WHAT IS ASKED — Pick out all lines with the word "name" from the records that follow.

STORED RECORDS —
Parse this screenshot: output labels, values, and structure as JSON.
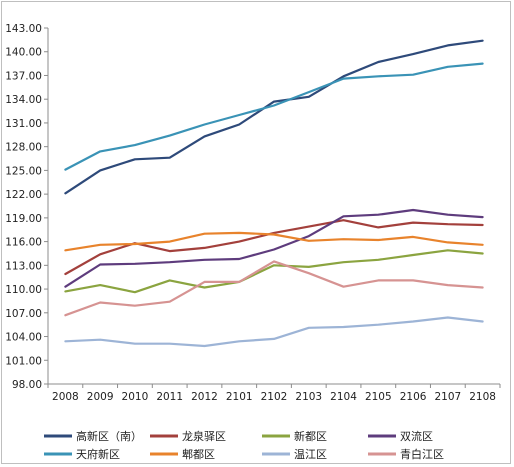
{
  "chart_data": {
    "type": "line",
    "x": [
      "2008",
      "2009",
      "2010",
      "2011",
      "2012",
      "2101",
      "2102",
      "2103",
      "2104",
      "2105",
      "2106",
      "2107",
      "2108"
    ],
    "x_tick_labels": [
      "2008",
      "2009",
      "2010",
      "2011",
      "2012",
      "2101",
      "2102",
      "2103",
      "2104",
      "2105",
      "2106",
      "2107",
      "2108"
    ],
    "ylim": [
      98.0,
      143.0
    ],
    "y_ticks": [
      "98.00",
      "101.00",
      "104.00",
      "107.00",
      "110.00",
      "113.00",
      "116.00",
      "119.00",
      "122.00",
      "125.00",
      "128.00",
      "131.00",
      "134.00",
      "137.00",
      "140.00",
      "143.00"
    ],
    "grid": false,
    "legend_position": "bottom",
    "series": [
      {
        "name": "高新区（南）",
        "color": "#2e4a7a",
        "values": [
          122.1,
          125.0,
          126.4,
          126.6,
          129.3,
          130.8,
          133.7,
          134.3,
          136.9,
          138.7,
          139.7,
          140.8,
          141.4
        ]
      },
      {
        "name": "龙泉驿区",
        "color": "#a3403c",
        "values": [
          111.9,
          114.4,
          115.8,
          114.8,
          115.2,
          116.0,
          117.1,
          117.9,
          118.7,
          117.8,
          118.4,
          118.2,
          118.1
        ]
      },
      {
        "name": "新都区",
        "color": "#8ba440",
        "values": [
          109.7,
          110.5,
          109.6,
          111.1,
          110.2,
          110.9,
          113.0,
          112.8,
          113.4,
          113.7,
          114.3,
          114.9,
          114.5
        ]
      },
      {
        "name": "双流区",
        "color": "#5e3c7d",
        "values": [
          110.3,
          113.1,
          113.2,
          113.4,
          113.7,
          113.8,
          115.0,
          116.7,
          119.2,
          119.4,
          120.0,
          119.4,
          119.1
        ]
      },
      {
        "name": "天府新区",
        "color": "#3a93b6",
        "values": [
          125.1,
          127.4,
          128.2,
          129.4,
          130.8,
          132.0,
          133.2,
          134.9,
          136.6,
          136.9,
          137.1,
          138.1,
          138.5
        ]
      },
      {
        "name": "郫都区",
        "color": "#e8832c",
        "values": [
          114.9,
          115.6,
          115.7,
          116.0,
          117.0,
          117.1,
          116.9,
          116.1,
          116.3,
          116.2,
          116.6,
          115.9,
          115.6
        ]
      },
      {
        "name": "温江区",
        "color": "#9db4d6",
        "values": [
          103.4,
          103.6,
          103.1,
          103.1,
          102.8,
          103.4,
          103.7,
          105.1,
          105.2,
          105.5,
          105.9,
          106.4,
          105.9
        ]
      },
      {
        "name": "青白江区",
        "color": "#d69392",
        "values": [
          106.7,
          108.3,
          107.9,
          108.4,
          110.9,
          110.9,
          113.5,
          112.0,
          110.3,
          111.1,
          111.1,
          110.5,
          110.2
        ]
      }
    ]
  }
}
--
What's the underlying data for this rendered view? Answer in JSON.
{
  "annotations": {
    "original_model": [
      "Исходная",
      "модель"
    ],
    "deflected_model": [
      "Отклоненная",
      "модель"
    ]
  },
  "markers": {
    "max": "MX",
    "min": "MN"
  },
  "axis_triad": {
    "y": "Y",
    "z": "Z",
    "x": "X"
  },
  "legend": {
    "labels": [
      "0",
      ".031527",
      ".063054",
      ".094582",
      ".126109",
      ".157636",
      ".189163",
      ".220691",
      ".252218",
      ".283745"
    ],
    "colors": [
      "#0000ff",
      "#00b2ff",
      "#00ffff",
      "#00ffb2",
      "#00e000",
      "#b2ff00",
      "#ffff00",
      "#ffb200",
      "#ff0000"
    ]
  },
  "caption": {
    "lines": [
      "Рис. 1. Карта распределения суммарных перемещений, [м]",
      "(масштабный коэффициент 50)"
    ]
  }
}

WRITTEN RESPONSE —
        "name": "高新区（南）",
        "name": "龙泉驿区",
        "name": "新都区",
        "name": "双流区",
        "name": "天府新区",
        "name": "郫都区",
        "name": "温江区",
        "name": "青白江区",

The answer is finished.